**What is expected**:
Repeat each line exactly, leaving nothing out.

• • • • • • •

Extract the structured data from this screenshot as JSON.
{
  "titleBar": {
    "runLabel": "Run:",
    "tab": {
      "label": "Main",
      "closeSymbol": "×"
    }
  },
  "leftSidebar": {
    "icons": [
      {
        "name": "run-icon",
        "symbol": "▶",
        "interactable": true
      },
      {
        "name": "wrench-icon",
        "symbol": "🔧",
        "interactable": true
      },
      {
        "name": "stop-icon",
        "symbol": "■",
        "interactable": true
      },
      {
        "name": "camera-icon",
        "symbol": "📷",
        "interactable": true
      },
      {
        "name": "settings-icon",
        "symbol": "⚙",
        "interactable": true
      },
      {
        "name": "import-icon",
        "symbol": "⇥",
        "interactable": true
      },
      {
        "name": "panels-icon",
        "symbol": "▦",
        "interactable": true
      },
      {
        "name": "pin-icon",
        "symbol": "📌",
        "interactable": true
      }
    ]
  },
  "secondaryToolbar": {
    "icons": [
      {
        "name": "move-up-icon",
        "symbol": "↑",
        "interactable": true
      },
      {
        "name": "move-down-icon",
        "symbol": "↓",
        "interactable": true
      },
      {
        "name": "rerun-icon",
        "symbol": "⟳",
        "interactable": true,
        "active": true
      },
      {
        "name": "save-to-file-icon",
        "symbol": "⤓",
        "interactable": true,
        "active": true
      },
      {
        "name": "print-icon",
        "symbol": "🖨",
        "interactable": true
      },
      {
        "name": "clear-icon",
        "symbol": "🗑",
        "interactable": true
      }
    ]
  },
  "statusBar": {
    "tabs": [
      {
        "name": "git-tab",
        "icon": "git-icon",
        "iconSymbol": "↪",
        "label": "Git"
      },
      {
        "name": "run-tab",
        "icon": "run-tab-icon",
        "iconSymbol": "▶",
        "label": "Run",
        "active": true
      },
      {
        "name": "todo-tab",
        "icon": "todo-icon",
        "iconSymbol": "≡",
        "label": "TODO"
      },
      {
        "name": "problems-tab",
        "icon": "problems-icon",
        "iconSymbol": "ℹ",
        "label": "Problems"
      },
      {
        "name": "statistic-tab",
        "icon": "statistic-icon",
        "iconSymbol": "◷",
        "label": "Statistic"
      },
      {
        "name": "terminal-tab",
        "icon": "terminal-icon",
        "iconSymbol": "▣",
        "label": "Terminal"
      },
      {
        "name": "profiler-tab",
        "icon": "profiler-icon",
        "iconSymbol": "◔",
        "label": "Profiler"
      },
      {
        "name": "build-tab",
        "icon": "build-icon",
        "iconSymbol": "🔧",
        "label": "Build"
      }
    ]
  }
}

• • • • • • •

**Finished exercise**:
Extract the structured data from this screenshot as JSON.
{
  "titleBar": {
    "runLabel": "Run:",
    "tab": {
      "label": "Main",
      "closeSymbol": "×"
    }
  },
  "leftSidebar": {
    "icons": [
      {
        "name": "run-icon",
        "symbol": "▶",
        "interactable": true
      },
      {
        "name": "wrench-icon",
        "symbol": "🔧",
        "interactable": true
      },
      {
        "name": "stop-icon",
        "symbol": "■",
        "interactable": true
      },
      {
        "name": "camera-icon",
        "symbol": "📷",
        "interactable": true
      },
      {
        "name": "settings-icon",
        "symbol": "⚙",
        "interactable": true
      },
      {
        "name": "import-icon",
        "symbol": "⇥",
        "interactable": true
      },
      {
        "name": "panels-icon",
        "symbol": "▦",
        "interactable": true
      },
      {
        "name": "pin-icon",
        "symbol": "📌",
        "interactable": true
      }
    ]
  },
  "secondaryToolbar": {
    "icons": [
      {
        "name": "move-up-icon",
        "symbol": "↑",
        "interactable": true
      },
      {
        "name": "move-down-icon",
        "symbol": "↓",
        "interactable": true
      },
      {
        "name": "rerun-icon",
        "symbol": "⟳",
        "interactable": true,
        "active": true
      },
      {
        "name": "save-to-file-icon",
        "symbol": "⤓",
        "interactable": true,
        "active": true
      },
      {
        "name": "print-icon",
        "symbol": "🖨",
        "interactable": true
      },
      {
        "name": "clear-icon",
        "symbol": "🗑",
        "interactable": true
      }
    ]
  },
  "statusBar": {
    "tabs": [
      {
        "name": "git-tab",
        "icon": "git-icon",
        "iconSymbol": "↪",
        "label": "Git"
      },
      {
        "name": "run-tab",
        "icon": "run-tab-icon",
        "iconSymbol": "▶",
        "label": "Run",
        "active": true
      },
      {
        "name": "todo-tab",
        "icon": "todo-icon",
        "iconSymbol": "≡",
        "label": "TODO"
      },
      {
        "name": "problems-tab",
        "icon": "problems-icon",
        "iconSymbol": "ℹ",
        "label": "Problems"
      },
      {
        "name": "statistic-tab",
        "icon": "statistic-icon",
        "iconSymbol": "◷",
        "label": "Statistic"
      },
      {
        "name": "terminal-tab",
        "icon": "terminal-icon",
        "iconSymbol": "▣",
        "label": "Terminal"
      },
      {
        "name": "profiler-tab",
        "icon": "profiler-icon",
        "iconSymbol": "◔",
        "label": "Profiler"
      },
      {
        "name": "build-tab",
        "icon": "build-icon",
        "iconSymbol": "🔧",
        "label": "Build"
      }
    ]
  }
}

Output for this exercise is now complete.